#### Raw records
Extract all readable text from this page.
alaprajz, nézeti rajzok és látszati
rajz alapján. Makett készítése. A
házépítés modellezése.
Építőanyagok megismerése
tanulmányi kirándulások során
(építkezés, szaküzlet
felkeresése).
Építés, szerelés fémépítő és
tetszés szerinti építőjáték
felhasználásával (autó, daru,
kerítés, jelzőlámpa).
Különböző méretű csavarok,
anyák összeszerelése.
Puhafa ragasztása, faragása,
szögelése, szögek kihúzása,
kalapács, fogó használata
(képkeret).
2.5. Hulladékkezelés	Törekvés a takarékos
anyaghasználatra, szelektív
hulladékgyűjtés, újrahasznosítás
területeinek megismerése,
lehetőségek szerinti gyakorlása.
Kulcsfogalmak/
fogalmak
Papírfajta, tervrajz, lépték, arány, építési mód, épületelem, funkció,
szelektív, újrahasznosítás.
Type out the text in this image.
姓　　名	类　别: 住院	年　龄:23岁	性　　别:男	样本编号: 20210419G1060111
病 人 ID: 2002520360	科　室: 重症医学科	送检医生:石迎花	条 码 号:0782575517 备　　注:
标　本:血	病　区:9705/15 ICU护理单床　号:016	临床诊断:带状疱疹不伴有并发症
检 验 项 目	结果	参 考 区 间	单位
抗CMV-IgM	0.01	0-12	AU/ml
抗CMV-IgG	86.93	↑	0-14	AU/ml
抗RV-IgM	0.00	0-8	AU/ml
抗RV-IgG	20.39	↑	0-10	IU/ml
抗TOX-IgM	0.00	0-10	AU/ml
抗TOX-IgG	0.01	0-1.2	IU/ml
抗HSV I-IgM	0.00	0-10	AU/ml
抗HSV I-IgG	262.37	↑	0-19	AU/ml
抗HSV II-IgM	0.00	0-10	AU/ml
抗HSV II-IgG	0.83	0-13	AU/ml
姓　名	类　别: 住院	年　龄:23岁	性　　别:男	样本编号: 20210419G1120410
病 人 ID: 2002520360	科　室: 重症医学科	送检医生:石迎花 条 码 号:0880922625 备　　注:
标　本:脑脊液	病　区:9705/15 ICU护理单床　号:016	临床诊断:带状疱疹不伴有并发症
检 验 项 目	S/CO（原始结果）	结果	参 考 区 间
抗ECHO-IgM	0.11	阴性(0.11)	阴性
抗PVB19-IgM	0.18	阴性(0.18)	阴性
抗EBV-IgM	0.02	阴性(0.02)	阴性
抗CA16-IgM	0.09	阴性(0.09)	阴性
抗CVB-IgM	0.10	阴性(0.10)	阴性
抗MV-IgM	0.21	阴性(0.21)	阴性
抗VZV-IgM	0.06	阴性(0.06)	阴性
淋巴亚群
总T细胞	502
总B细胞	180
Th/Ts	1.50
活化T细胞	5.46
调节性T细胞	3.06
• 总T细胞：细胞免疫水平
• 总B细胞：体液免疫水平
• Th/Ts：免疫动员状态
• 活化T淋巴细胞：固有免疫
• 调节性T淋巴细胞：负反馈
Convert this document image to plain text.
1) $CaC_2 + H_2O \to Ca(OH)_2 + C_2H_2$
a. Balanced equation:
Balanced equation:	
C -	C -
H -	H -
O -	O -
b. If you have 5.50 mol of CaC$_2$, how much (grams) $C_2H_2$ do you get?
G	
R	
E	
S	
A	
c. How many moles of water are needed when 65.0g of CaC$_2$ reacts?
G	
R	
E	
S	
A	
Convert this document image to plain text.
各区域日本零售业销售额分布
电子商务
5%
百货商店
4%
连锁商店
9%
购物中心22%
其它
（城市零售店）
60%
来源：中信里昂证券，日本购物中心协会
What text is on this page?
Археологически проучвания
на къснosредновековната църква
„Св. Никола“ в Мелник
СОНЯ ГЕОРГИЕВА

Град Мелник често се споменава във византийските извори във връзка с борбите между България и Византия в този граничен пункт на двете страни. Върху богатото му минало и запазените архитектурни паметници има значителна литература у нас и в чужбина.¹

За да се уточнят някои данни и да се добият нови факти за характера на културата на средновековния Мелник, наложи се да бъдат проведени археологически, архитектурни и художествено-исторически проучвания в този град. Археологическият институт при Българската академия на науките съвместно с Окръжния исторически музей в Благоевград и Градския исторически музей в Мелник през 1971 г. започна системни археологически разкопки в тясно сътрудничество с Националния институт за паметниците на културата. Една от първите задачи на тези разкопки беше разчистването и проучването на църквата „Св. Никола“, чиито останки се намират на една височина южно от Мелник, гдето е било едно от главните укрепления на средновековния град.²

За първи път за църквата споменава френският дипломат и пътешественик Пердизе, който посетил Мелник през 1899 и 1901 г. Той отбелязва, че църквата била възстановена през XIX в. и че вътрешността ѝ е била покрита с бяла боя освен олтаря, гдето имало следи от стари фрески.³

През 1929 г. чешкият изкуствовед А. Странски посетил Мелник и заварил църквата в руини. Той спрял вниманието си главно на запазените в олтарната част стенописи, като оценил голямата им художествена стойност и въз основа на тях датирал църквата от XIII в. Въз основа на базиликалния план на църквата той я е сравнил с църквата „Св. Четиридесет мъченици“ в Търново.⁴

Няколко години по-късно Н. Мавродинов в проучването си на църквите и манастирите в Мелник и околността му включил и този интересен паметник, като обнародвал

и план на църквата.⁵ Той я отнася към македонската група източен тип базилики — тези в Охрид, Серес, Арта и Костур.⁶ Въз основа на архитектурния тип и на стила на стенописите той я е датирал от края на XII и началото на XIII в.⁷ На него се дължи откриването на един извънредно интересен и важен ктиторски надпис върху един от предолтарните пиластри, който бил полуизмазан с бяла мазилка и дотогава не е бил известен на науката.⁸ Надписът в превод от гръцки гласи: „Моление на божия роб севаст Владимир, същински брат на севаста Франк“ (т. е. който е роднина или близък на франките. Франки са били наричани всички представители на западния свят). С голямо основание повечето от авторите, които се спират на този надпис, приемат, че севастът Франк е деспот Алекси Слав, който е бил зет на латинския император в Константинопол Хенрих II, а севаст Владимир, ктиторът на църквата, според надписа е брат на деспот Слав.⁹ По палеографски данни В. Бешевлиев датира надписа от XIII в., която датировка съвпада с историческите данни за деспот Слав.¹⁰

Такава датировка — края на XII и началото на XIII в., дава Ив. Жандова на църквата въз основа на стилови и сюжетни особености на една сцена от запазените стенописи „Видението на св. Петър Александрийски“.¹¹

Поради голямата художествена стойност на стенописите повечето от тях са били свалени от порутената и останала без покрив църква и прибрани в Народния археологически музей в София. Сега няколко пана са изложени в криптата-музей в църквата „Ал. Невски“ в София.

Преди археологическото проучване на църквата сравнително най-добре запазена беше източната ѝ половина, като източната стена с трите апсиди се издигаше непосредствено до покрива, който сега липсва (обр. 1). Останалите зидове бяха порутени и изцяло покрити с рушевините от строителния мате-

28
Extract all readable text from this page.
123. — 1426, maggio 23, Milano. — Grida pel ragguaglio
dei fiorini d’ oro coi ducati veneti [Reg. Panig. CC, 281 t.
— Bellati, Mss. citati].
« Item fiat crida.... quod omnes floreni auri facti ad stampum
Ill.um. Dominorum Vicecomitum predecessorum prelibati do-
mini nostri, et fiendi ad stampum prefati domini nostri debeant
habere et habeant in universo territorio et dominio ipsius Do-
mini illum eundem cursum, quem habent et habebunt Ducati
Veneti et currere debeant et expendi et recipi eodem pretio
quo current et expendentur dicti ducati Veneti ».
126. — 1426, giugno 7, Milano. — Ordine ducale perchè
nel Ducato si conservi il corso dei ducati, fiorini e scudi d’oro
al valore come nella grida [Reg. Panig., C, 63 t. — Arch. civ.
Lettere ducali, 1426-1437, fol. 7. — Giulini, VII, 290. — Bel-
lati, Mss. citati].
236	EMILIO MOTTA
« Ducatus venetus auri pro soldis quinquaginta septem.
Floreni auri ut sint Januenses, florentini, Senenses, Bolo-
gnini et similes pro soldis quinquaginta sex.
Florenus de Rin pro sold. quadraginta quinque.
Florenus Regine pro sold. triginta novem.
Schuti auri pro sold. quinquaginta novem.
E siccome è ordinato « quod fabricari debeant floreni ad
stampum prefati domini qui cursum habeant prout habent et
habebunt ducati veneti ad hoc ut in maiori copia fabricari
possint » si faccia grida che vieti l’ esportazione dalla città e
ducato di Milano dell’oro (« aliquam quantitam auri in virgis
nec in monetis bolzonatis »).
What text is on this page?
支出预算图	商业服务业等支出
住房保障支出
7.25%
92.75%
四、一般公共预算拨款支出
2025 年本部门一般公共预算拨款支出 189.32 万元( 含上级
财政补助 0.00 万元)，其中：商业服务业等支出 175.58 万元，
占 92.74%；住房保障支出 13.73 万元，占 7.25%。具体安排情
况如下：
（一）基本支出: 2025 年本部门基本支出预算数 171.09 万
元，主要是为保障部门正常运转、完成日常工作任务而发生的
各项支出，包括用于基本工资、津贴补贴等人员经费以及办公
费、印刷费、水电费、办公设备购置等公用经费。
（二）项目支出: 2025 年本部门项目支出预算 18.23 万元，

#### The problem
Search the lines for the word "debeant" and report how many contain it, by number only.

#### Reply
3